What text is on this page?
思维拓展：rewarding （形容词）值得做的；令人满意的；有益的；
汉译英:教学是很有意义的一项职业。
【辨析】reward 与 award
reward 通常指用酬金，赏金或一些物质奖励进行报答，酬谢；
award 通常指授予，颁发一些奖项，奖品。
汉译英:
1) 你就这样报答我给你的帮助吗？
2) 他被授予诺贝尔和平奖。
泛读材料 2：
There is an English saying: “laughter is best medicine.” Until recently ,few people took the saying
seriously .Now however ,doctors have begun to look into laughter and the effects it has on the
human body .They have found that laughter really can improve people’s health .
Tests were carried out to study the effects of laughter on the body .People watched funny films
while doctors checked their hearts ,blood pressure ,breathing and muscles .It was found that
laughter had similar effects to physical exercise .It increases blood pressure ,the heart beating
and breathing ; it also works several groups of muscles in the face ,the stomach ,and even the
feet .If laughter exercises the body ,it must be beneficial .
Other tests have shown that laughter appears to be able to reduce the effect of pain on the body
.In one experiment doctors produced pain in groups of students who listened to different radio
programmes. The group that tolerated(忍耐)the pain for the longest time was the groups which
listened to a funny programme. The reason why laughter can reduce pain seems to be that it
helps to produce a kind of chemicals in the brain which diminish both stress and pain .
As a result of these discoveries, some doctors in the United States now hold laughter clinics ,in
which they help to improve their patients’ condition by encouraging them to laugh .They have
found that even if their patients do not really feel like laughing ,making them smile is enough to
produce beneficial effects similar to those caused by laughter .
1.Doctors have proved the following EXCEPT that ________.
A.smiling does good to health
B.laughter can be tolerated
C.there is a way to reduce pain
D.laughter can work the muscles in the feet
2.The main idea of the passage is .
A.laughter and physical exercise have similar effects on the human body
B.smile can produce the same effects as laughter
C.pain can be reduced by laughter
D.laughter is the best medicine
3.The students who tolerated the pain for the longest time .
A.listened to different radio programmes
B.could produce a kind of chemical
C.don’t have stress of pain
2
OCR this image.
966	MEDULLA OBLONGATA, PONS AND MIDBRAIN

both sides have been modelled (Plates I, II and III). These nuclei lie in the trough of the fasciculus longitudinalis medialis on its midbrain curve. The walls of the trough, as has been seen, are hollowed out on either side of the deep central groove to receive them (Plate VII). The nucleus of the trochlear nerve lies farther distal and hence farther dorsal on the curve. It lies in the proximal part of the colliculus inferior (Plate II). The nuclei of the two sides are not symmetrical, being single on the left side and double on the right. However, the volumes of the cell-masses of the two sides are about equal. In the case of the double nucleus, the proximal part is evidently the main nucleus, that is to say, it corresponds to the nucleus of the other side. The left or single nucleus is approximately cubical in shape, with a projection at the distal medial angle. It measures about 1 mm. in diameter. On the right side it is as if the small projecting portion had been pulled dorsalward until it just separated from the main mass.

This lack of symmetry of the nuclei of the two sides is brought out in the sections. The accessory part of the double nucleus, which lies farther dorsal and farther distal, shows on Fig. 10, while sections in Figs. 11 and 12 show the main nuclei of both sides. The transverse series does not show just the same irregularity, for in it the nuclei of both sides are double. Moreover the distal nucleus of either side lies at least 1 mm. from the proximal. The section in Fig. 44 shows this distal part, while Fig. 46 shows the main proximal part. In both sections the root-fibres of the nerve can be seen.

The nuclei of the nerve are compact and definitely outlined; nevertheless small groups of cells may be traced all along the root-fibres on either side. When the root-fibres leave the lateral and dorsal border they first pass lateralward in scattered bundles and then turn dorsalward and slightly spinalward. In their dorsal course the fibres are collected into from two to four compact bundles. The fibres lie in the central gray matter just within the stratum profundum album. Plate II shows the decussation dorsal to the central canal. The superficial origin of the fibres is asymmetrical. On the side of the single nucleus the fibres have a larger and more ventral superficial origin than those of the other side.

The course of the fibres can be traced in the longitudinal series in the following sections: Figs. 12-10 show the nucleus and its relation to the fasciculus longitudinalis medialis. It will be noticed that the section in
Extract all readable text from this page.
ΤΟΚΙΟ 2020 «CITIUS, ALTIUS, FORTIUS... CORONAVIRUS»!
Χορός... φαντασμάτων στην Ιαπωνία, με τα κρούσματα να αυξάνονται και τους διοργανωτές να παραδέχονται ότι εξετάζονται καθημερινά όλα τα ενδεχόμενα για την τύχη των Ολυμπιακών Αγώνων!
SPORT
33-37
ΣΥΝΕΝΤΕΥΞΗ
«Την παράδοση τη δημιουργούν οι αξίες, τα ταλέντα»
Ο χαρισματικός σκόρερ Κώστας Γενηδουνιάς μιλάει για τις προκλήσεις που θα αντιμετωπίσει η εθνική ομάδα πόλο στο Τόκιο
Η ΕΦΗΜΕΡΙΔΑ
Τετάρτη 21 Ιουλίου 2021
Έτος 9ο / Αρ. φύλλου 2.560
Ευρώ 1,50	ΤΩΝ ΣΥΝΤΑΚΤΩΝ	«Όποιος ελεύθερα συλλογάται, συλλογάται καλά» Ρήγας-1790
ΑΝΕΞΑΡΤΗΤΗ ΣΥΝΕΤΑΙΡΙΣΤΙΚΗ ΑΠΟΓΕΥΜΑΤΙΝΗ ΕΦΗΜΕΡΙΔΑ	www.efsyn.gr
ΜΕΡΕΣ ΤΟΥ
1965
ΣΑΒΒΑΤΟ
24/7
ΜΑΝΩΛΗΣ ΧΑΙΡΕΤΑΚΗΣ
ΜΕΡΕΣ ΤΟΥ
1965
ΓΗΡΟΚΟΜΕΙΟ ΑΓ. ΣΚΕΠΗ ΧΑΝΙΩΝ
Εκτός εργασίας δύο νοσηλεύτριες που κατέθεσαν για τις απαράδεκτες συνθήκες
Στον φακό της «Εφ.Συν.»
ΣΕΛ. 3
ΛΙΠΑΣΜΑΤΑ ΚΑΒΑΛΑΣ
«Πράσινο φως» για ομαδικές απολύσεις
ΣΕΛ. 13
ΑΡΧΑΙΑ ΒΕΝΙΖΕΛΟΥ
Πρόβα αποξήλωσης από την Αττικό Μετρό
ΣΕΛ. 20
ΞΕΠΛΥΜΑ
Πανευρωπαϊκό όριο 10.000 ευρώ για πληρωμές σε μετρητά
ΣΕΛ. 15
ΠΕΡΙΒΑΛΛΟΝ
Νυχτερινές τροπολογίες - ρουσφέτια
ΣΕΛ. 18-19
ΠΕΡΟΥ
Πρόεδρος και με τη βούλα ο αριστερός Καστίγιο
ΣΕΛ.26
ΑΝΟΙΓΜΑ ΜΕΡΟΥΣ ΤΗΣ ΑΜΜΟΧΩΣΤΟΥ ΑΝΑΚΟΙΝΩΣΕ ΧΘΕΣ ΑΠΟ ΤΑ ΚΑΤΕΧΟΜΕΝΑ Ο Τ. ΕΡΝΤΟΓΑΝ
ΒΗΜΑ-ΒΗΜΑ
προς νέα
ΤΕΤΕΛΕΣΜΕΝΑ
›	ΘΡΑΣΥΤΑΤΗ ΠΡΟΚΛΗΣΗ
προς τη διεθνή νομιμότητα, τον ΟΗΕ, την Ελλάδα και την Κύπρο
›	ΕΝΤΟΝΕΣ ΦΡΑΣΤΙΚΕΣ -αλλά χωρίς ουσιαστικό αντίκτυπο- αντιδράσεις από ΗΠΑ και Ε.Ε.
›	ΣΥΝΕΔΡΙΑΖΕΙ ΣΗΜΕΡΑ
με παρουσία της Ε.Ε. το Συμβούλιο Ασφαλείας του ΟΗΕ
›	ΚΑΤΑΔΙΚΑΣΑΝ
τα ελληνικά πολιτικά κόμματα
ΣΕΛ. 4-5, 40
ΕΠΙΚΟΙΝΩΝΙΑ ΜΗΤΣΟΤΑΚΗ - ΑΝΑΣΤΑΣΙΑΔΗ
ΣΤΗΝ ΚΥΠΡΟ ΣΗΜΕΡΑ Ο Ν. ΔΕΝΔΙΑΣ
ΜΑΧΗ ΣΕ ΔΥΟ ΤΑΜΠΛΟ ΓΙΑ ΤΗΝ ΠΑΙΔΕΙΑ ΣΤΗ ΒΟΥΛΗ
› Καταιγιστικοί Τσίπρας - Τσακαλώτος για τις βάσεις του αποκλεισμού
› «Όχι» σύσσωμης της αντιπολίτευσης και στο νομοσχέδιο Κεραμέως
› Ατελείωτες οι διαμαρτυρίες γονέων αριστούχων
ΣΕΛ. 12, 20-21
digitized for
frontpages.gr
· · · · · · ·
**ASSIGNMENT**
Find and show each line of the listing with the word "patients".

**WRITTEN REPLY**
which they help to improve their patients’ condition by encouraging them to laugh .They have
found that even if their patients do not really feel like laughing ,making them smile is enough to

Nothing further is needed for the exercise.